Write the material out again in full, word for word. Do not include the pictures.

________

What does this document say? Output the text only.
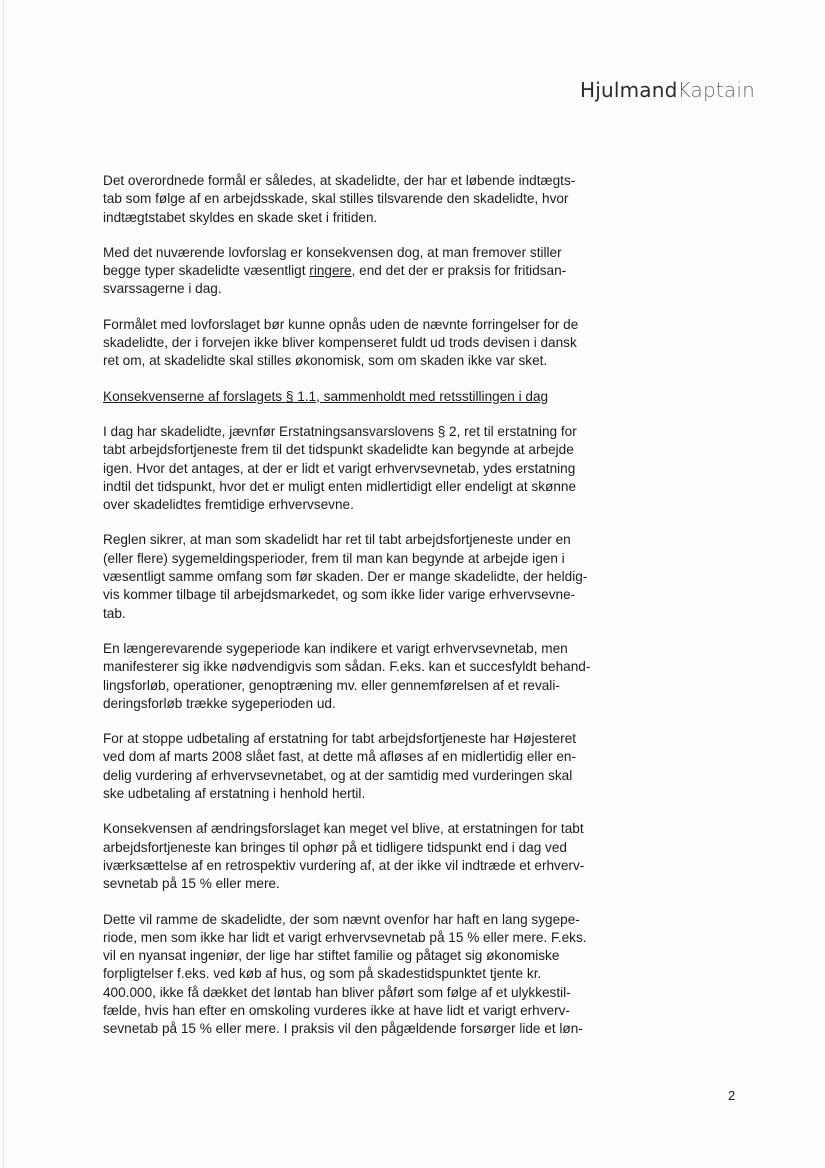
HjulmandKaptain

Det overordnede formål er således, at skadelidte, der har et løbende indtægts-
tab som følge af en arbejdsskade, skal stilles tilsvarende den skadelidte, hvor
indtægtstabet skyldes en skade sket i fritiden.

Med det nuværende lovforslag er konsekvensen dog, at man fremover stiller
begge typer skadelidte væsentligt ringere, end det der er praksis for fritidsan-
svarssagerne i dag.

Formålet med lovforslaget bør kunne opnås uden de nævnte forringelser for de
skadelidte, der i forvejen ikke bliver kompenseret fuldt ud trods devisen i dansk
ret om, at skadelidte skal stilles økonomisk, som om skaden ikke var sket.

Konsekvenserne af forslagets § 1.1, sammenholdt med retsstillingen i dag

I dag har skadelidte, jævnfør Erstatningsansvarslovens § 2, ret til erstatning for
tabt arbejdsfortjeneste frem til det tidspunkt skadelidte kan begynde at arbejde
igen. Hvor det antages, at der er lidt et varigt erhvervsevnetab, ydes erstatning
indtil det tidspunkt, hvor det er muligt enten midlertidigt eller endeligt at skønne
over skadelidtes fremtidige erhvervsevne.

Reglen sikrer, at man som skadelidt har ret til tabt arbejdsfortjeneste under en
(eller flere) sygemeldingsperioder, frem til man kan begynde at arbejde igen i
væsentligt samme omfang som før skaden. Der er mange skadelidte, der heldig-
vis kommer tilbage til arbejdsmarkedet, og som ikke lider varige erhvervsevne-
tab.

En længerevarende sygeperiode kan indikere et varigt erhvervsevnetab, men
manifesterer sig ikke nødvendigvis som sådan. F.eks. kan et succesfyldt behand-
lingsforløb, operationer, genoptræning mv. eller gennemførelsen af et revali-
deringsforløb trække sygeperioden ud.

For at stoppe udbetaling af erstatning for tabt arbejdsfortjeneste har Højesteret
ved dom af marts 2008 slået fast, at dette må afløses af en midlertidig eller en-
delig vurdering af erhvervsevnetabet, og at der samtidig med vurderingen skal
ske udbetaling af erstatning i henhold hertil.

Konsekvensen af ændringsforslaget kan meget vel blive, at erstatningen for tabt
arbejdsfortjeneste kan bringes til ophør på et tidligere tidspunkt end i dag ved
iværksættelse af en retrospektiv vurdering af, at der ikke vil indtræde et erhverv-
sevnetab på 15 % eller mere.

Dette vil ramme de skadelidte, der som nævnt ovenfor har haft en lang sygepe-
riode, men som ikke har lidt et varigt erhvervsevnetab på 15 % eller mere. F.eks.
vil en nyansat ingeniør, der lige har stiftet familie og påtaget sig økonomiske
forpligtelser f.eks. ved køb af hus, og som på skadestidspunktet tjente kr.
400.000, ikke få dækket det løntab han bliver påført som følge af et ulykkestil-
fælde, hvis han efter en omskoling vurderes ikke at have lidt et varigt erhverv-
sevnetab på 15 % eller mere. I praksis vil den pågældende forsørger lide et løn-

2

________

The answer:
What does this document say? Output the text only.
HjulmandKaptain

Det overordnede formål er således, at skadelidte, der har et løbende indtægts-
tab som følge af en arbejdsskade, skal stilles tilsvarende den skadelidte, hvor
indtægtstabet skyldes en skade sket i fritiden.

Med det nuværende lovforslag er konsekvensen dog, at man fremover stiller
begge typer skadelidte væsentligt ringere, end det der er praksis for fritidsan-
svarssagerne i dag.

Formålet med lovforslaget bør kunne opnås uden de nævnte forringelser for de
skadelidte, der i forvejen ikke bliver kompenseret fuldt ud trods devisen i dansk
ret om, at skadelidte skal stilles økonomisk, som om skaden ikke var sket.

Konsekvenserne af forslagets § 1.1, sammenholdt med retsstillingen i dag

I dag har skadelidte, jævnfør Erstatningsansvarslovens § 2, ret til erstatning for
tabt arbejdsfortjeneste frem til det tidspunkt skadelidte kan begynde at arbejde
igen. Hvor det antages, at der er lidt et varigt erhvervsevnetab, ydes erstatning
indtil det tidspunkt, hvor det er muligt enten midlertidigt eller endeligt at skønne
over skadelidtes fremtidige erhvervsevne.

Reglen sikrer, at man som skadelidt har ret til tabt arbejdsfortjeneste under en
(eller flere) sygemeldingsperioder, frem til man kan begynde at arbejde igen i
væsentligt samme omfang som før skaden. Der er mange skadelidte, der heldig-
vis kommer tilbage til arbejdsmarkedet, og som ikke lider varige erhvervsevne-
tab.

En længerevarende sygeperiode kan indikere et varigt erhvervsevnetab, men
manifesterer sig ikke nødvendigvis som sådan. F.eks. kan et succesfyldt behand-
lingsforløb, operationer, genoptræning mv. eller gennemførelsen af et revali-
deringsforløb trække sygeperioden ud.

For at stoppe udbetaling af erstatning for tabt arbejdsfortjeneste har Højesteret
ved dom af marts 2008 slået fast, at dette må afløses af en midlertidig eller en-
delig vurdering af erhvervsevnetabet, og at der samtidig med vurderingen skal
ske udbetaling af erstatning i henhold hertil.

Konsekvensen af ændringsforslaget kan meget vel blive, at erstatningen for tabt
arbejdsfortjeneste kan bringes til ophør på et tidligere tidspunkt end i dag ved
iværksættelse af en retrospektiv vurdering af, at der ikke vil indtræde et erhverv-
sevnetab på 15 % eller mere.

Dette vil ramme de skadelidte, der som nævnt ovenfor har haft en lang sygepe-
riode, men som ikke har lidt et varigt erhvervsevnetab på 15 % eller mere. F.eks.
vil en nyansat ingeniør, der lige har stiftet familie og påtaget sig økonomiske
forpligtelser f.eks. ved køb af hus, og som på skadestidspunktet tjente kr.
400.000, ikke få dækket det løntab han bliver påført som følge af et ulykkestil-
fælde, hvis han efter en omskoling vurderes ikke at have lidt et varigt erhverv-
sevnetab på 15 % eller mere. I praksis vil den pågældende forsørger lide et løn-

2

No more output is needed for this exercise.